------ Data supplied
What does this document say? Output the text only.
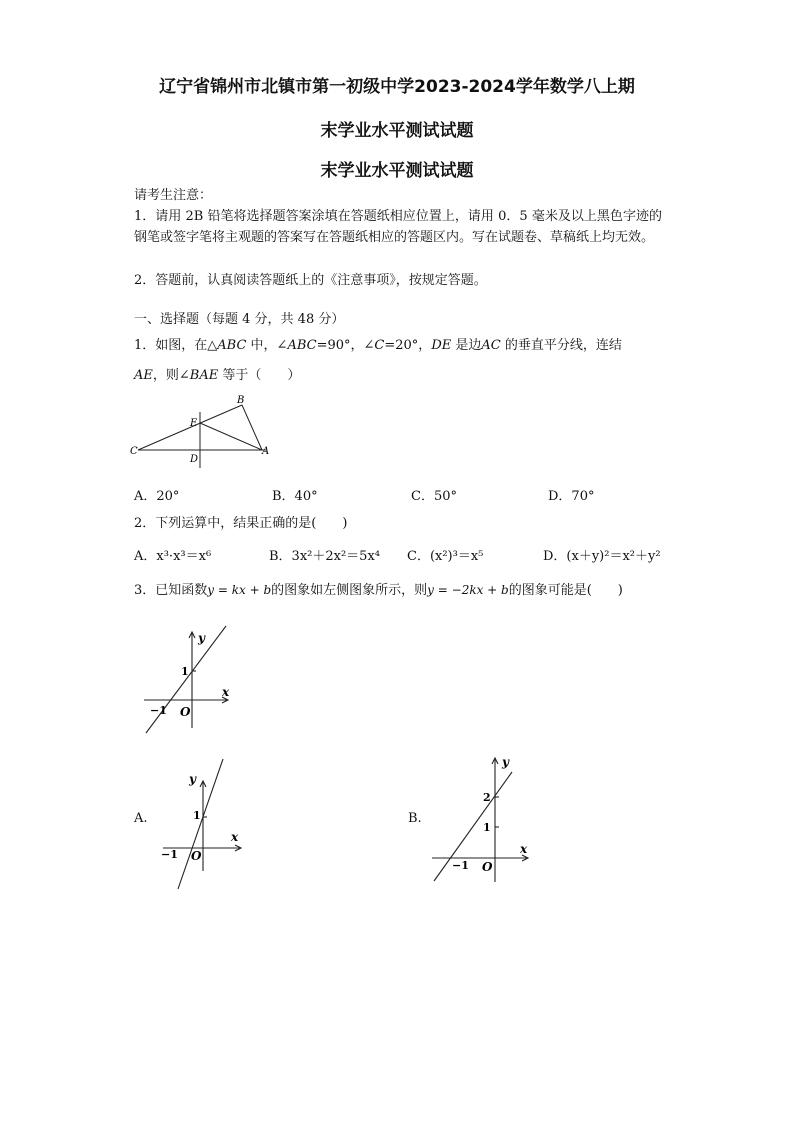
辽宁省锦州市北镇市第一初级中学2023-2024学年数学八上期
末学业水平测试试题
末学业水平测试试题
请考生注意：
1．请用 2B 铅笔将选择题答案涂填在答题纸相应位置上，请用 0．5 毫米及以上黑色字迹的钢笔或签字笔将主观题的答案写在答题纸相应的答题区内。写在试题卷、草稿纸上均无效。
2．答题前，认真阅读答题纸上的《注意事项》，按规定答题。
一、选择题（每题 4 分，共 48 分）
1．如图，在△ABC 中，∠ABC=90°，∠C=20°，DE 是边AC 的垂直平分线，连结
AE，则∠BAE 等于（　　）
B
E
C
D
A
A．20°	B．40°	C．50°	D．70°
2．下列运算中，结果正确的是(　　)
A．x³·x³＝x⁶	B．3x²＋2x²＝5x⁴ C．(x²)³＝x⁵	D．(x＋y)²＝x²＋y²
3．已知函数y = kx + b的图象如左侧图象所示，则y = −2kx + b的图象可能是(　　)
y
x
1
−1 O
A.
y
x
1
−1 O
B.
y
x
2
1
−1 O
------------
The problem: Every line should be retyped exactly, with the pictures omitted.

Expected answer:
What does this document say? Output the text only.
辽宁省锦州市北镇市第一初级中学2023-2024学年数学八上期
末学业水平测试试题
末学业水平测试试题
请考生注意：
1．请用 2B 铅笔将选择题答案涂填在答题纸相应位置上，请用 0．5 毫米及以上黑色字迹的钢笔或签字笔将主观题的答案写在答题纸相应的答题区内。写在试题卷、草稿纸上均无效。
2．答题前，认真阅读答题纸上的《注意事项》，按规定答题。
一、选择题（每题 4 分，共 48 分）
1．如图，在△ABC 中，∠ABC=90°，∠C=20°，DE 是边AC 的垂直平分线，连结
AE，则∠BAE 等于（　　）
B
E
C
D
A
A．20°	B．40°	C．50°	D．70°
2．下列运算中，结果正确的是(　　)
A．x³·x³＝x⁶	B．3x²＋2x²＝5x⁴ C．(x²)³＝x⁵	D．(x＋y)²＝x²＋y²
3．已知函数y = kx + b的图象如左侧图象所示，则y = −2kx + b的图象可能是(　　)
y
x
1
−1 O
A.
y
x
1
−1 O
B.
y
x
2
1
−1 O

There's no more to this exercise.